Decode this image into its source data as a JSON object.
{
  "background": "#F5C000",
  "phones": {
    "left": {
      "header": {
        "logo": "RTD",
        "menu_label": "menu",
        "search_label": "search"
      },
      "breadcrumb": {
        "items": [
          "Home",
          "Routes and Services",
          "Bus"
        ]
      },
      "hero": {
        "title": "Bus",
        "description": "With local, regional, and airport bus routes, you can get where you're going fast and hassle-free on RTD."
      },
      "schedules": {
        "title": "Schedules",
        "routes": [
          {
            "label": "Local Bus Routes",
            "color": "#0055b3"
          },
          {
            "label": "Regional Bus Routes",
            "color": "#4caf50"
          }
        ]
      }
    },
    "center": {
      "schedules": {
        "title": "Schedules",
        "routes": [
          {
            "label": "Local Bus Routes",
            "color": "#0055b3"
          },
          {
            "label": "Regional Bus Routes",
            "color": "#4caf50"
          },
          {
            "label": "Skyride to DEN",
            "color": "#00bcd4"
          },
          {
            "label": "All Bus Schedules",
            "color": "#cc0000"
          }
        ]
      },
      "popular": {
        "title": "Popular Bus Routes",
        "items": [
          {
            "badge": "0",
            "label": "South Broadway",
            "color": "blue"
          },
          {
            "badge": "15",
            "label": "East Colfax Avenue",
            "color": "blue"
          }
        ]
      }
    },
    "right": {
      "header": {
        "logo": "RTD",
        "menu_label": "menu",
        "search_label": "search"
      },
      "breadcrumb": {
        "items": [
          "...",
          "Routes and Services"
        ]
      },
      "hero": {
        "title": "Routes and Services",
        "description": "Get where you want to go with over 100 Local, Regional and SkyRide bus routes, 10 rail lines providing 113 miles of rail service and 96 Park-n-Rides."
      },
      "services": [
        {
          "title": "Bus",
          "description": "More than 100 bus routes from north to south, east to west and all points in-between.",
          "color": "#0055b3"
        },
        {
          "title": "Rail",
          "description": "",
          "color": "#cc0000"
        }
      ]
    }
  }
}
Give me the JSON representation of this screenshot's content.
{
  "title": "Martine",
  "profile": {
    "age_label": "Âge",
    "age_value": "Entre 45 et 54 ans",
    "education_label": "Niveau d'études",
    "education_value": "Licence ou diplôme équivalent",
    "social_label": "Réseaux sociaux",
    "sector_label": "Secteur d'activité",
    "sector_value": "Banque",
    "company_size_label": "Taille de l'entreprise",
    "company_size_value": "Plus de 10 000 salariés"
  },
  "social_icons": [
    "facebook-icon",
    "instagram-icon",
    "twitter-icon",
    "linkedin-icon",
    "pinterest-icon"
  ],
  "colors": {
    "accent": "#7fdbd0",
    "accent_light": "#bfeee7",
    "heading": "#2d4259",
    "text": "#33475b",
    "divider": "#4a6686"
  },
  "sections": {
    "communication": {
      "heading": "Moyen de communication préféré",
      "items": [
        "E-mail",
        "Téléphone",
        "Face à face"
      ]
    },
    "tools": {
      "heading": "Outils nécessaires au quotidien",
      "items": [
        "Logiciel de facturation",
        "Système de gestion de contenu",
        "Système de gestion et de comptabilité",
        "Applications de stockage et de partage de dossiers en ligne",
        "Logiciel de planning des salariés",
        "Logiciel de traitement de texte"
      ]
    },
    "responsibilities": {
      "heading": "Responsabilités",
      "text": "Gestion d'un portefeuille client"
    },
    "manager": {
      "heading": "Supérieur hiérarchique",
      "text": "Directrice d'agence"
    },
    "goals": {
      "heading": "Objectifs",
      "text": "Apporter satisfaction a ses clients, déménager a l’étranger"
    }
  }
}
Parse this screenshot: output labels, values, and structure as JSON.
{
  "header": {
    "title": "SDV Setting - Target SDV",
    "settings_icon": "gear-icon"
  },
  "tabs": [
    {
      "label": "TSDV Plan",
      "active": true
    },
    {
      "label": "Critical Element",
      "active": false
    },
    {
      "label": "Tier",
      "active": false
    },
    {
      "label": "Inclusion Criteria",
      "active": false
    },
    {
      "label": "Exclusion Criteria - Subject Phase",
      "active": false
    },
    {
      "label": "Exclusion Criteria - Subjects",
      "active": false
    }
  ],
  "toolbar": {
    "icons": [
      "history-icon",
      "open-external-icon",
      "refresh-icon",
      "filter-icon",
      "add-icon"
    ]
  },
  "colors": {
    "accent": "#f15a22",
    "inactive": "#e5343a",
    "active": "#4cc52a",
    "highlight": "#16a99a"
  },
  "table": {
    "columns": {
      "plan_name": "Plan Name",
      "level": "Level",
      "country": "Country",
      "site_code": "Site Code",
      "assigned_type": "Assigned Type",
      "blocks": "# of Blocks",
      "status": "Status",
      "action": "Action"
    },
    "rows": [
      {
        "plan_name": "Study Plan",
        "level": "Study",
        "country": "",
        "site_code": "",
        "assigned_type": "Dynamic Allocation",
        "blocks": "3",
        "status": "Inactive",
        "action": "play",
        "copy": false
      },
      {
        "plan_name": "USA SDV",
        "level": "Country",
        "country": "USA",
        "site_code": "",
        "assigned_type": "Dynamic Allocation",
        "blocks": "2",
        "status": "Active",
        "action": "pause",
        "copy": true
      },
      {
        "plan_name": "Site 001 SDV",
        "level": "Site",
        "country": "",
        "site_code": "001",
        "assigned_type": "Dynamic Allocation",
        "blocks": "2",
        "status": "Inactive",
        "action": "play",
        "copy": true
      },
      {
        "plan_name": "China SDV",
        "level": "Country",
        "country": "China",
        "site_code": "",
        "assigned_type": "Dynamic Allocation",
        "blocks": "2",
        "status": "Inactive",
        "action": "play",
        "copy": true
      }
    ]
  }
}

= = = = =

» **WHAT THIS TASK INVOLVES**: Reproduce all data above, unchanged.

» **EXERCISE OUTPUT**:
Decode this image into its source data as a JSON object.
{
  "background": "#F5C000",
  "phones": {
    "left": {
      "header": {
        "logo": "RTD",
        "menu_label": "menu",
        "search_label": "search"
      },
      "breadcrumb": {
        "items": [
          "Home",
          "Routes and Services",
          "Bus"
        ]
      },
      "hero": {
        "title": "Bus",
        "description": "With local, regional, and airport bus routes, you can get where you're going fast and hassle-free on RTD."
      },
      "schedules": {
        "title": "Schedules",
        "routes": [
          {
            "label": "Local Bus Routes",
            "color": "#0055b3"
          },
          {
            "label": "Regional Bus Routes",
            "color": "#4caf50"
          }
        ]
      }
    },
    "center": {
      "schedules": {
        "title": "Schedules",
        "routes": [
          {
            "label": "Local Bus Routes",
            "color": "#0055b3"
          },
          {
            "label": "Regional Bus Routes",
            "color": "#4caf50"
          },
          {
            "label": "Skyride to DEN",
            "color": "#00bcd4"
          },
          {
            "label": "All Bus Schedules",
            "color": "#cc0000"
          }
        ]
      },
      "popular": {
        "title": "Popular Bus Routes",
        "items": [
          {
            "badge": "0",
            "label": "South Broadway",
            "color": "blue"
          },
          {
            "badge": "15",
            "label": "East Colfax Avenue",
            "color": "blue"
          }
        ]
      }
    },
    "right": {
      "header": {
        "logo": "RTD",
        "menu_label": "menu",
        "search_label": "search"
      },
      "breadcrumb": {
        "items": [
          "...",
          "Routes and Services"
        ]
      },
      "hero": {
        "title": "Routes and Services",
        "description": "Get where you want to go with over 100 Local, Regional and SkyRide bus routes, 10 rail lines providing 113 miles of rail service and 96 Park-n-Rides."
      },
      "services": [
        {
          "title": "Bus",
          "description": "More than 100 bus routes from north to south, east to west and all points in-between.",
          "color": "#0055b3"
        },
        {
          "title": "Rail",
          "description": "",
          "color": "#cc0000"
        }
      ]
    }
  }
}
Give me the JSON representation of this screenshot's content.
{
  "title": "Martine",
  "profile": {
    "age_label": "Âge",
    "age_value": "Entre 45 et 54 ans",
    "education_label": "Niveau d'études",
    "education_value": "Licence ou diplôme équivalent",
    "social_label": "Réseaux sociaux",
    "sector_label": "Secteur d'activité",
    "sector_value": "Banque",
    "company_size_label": "Taille de l'entreprise",
    "company_size_value": "Plus de 10 000 salariés"
  },
  "social_icons": [
    "facebook-icon",
    "instagram-icon",
    "twitter-icon",
    "linkedin-icon",
    "pinterest-icon"
  ],
  "colors": {
    "accent": "#7fdbd0",
    "accent_light": "#bfeee7",
    "heading": "#2d4259",
    "text": "#33475b",
    "divider": "#4a6686"
  },
  "sections": {
    "communication": {
      "heading": "Moyen de communication préféré",
      "items": [
        "E-mail",
        "Téléphone",
        "Face à face"
      ]
    },
    "tools": {
      "heading": "Outils nécessaires au quotidien",
      "items": [
        "Logiciel de facturation",
        "Système de gestion de contenu",
        "Système de gestion et de comptabilité",
        "Applications de stockage et de partage de dossiers en ligne",
        "Logiciel de planning des salariés",
        "Logiciel de traitement de texte"
      ]
    },
    "responsibilities": {
      "heading": "Responsabilités",
      "text": "Gestion d'un portefeuille client"
    },
    "manager": {
      "heading": "Supérieur hiérarchique",
      "text": "Directrice d'agence"
    },
    "goals": {
      "heading": "Objectifs",
      "text": "Apporter satisfaction a ses clients, déménager a l’étranger"
    }
  }
}
Parse this screenshot: output labels, values, and structure as JSON.
{
  "header": {
    "title": "SDV Setting - Target SDV",
    "settings_icon": "gear-icon"
  },
  "tabs": [
    {
      "label": "TSDV Plan",
      "active": true
    },
    {
      "label": "Critical Element",
      "active": false
    },
    {
      "label": "Tier",
      "active": false
    },
    {
      "label": "Inclusion Criteria",
      "active": false
    },
    {
      "label": "Exclusion Criteria - Subject Phase",
      "active": false
    },
    {
      "label": "Exclusion Criteria - Subjects",
      "active": false
    }
  ],
  "toolbar": {
    "icons": [
      "history-icon",
      "open-external-icon",
      "refresh-icon",
      "filter-icon",
      "add-icon"
    ]
  },
  "colors": {
    "accent": "#f15a22",
    "inactive": "#e5343a",
    "active": "#4cc52a",
    "highlight": "#16a99a"
  },
  "table": {
    "columns": {
      "plan_name": "Plan Name",
      "level": "Level",
      "country": "Country",
      "site_code": "Site Code",
      "assigned_type": "Assigned Type",
      "blocks": "# of Blocks",
      "status": "Status",
      "action": "Action"
    },
    "rows": [
      {
        "plan_name": "Study Plan",
        "level": "Study",
        "country": "",
        "site_code": "",
        "assigned_type": "Dynamic Allocation",
        "blocks": "3",
        "status": "Inactive",
        "action": "play",
        "copy": false
      },
      {
        "plan_name": "USA SDV",
        "level": "Country",
        "country": "USA",
        "site_code": "",
        "assigned_type": "Dynamic Allocation",
        "blocks": "2",
        "status": "Active",
        "action": "pause",
        "copy": true
      },
      {
        "plan_name": "Site 001 SDV",
        "level": "Site",
        "country": "",
        "site_code": "001",
        "assigned_type": "Dynamic Allocation",
        "blocks": "2",
        "status": "Inactive",
        "action": "play",
        "copy": true
      },
      {
        "plan_name": "China SDV",
        "level": "Country",
        "country": "China",
        "site_code": "",
        "assigned_type": "Dynamic Allocation",
        "blocks": "2",
        "status": "Inactive",
        "action": "play",
        "copy": true
      }
    ]
  }
}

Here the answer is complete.